• **Given problem**
The records below are made of lines; count those holding the word "Dienstag" and give the number only.

• • • • • • •

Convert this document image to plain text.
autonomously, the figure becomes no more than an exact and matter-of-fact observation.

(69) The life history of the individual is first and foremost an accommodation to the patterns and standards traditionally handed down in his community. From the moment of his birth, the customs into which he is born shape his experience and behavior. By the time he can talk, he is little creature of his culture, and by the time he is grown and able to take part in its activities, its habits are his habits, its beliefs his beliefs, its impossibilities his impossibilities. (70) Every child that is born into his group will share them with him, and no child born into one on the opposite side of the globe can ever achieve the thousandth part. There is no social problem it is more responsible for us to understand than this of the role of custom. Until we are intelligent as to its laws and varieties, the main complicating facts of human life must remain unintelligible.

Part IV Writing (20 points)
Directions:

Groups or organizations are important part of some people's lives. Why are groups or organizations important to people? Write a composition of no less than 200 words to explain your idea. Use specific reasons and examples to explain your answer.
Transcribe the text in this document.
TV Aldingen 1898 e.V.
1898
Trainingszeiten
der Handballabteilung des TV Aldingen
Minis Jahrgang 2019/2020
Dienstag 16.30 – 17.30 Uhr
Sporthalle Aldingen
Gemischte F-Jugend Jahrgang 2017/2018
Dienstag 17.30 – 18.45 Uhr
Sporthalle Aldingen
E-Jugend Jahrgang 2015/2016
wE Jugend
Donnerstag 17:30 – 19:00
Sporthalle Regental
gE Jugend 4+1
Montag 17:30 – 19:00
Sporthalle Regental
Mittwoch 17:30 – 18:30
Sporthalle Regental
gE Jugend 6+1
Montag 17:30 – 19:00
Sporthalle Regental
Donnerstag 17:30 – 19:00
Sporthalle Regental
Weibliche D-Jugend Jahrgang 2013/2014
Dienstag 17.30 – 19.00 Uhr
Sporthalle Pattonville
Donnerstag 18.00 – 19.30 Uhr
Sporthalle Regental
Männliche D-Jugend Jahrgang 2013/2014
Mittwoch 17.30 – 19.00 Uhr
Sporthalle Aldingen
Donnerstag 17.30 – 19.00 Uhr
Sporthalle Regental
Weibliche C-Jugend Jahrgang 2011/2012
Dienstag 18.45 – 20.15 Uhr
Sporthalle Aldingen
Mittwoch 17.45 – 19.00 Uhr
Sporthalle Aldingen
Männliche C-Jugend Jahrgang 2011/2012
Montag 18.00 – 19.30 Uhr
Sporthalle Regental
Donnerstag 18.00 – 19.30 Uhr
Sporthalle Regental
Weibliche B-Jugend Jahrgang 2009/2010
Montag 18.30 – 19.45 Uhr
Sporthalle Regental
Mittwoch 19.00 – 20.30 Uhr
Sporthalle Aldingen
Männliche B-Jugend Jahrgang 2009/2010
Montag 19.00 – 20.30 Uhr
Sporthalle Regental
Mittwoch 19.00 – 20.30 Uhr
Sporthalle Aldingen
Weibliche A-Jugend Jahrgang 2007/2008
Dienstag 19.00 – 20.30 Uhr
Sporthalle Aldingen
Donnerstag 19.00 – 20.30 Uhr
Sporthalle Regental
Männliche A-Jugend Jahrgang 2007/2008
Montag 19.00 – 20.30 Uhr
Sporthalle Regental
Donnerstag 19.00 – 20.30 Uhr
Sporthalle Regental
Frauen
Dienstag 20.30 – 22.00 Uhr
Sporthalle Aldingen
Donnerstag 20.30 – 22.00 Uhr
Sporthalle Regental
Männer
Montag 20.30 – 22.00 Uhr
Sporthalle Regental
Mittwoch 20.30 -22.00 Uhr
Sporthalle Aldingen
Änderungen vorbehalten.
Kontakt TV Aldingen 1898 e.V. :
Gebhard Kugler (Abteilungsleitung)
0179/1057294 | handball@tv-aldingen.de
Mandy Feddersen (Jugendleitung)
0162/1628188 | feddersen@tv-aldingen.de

• • • • • • •

• **Correct response**
6